INSTRUCTIONS FOR THE TASK —
Return all the entries below exactly, except for the images they hold.

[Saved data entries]
* * * * * * * * *
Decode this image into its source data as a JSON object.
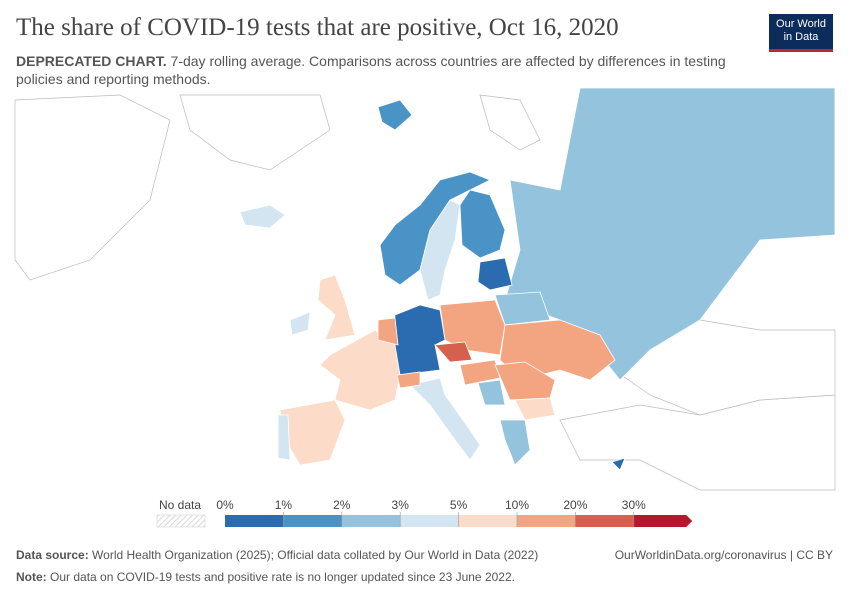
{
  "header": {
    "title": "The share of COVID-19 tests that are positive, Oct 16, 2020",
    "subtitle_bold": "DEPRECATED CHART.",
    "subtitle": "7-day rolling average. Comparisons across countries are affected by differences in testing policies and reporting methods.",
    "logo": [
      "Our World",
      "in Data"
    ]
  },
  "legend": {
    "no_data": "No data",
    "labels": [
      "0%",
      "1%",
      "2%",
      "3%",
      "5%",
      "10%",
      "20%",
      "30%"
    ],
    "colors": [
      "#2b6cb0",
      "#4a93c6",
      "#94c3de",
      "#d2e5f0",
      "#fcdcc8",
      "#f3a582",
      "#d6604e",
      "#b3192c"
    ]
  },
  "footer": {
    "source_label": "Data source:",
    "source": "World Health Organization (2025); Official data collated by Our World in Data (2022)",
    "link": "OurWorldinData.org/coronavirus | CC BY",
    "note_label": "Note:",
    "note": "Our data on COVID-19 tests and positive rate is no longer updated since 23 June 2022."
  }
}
* * * * * * * * *
SOLUTION TO THIS EXERCISE —
Decode this image into its source data as a JSON object.
{
  "header": {
    "title": "The share of COVID-19 tests that are positive, Oct 16, 2020",
    "subtitle_bold": "DEPRECATED CHART.",
    "subtitle": "7-day rolling average. Comparisons across countries are affected by differences in testing policies and reporting methods.",
    "logo": [
      "Our World",
      "in Data"
    ]
  },
  "legend": {
    "no_data": "No data",
    "labels": [
      "0%",
      "1%",
      "2%",
      "3%",
      "5%",
      "10%",
      "20%",
      "30%"
    ],
    "colors": [
      "#2b6cb0",
      "#4a93c6",
      "#94c3de",
      "#d2e5f0",
      "#fcdcc8",
      "#f3a582",
      "#d6604e",
      "#b3192c"
    ]
  },
  "footer": {
    "source_label": "Data source:",
    "source": "World Health Organization (2025); Official data collated by Our World in Data (2022)",
    "link": "OurWorldinData.org/coronavirus | CC BY",
    "note_label": "Note:",
    "note": "Our data on COVID-19 tests and positive rate is no longer updated since 23 June 2022."
  }
}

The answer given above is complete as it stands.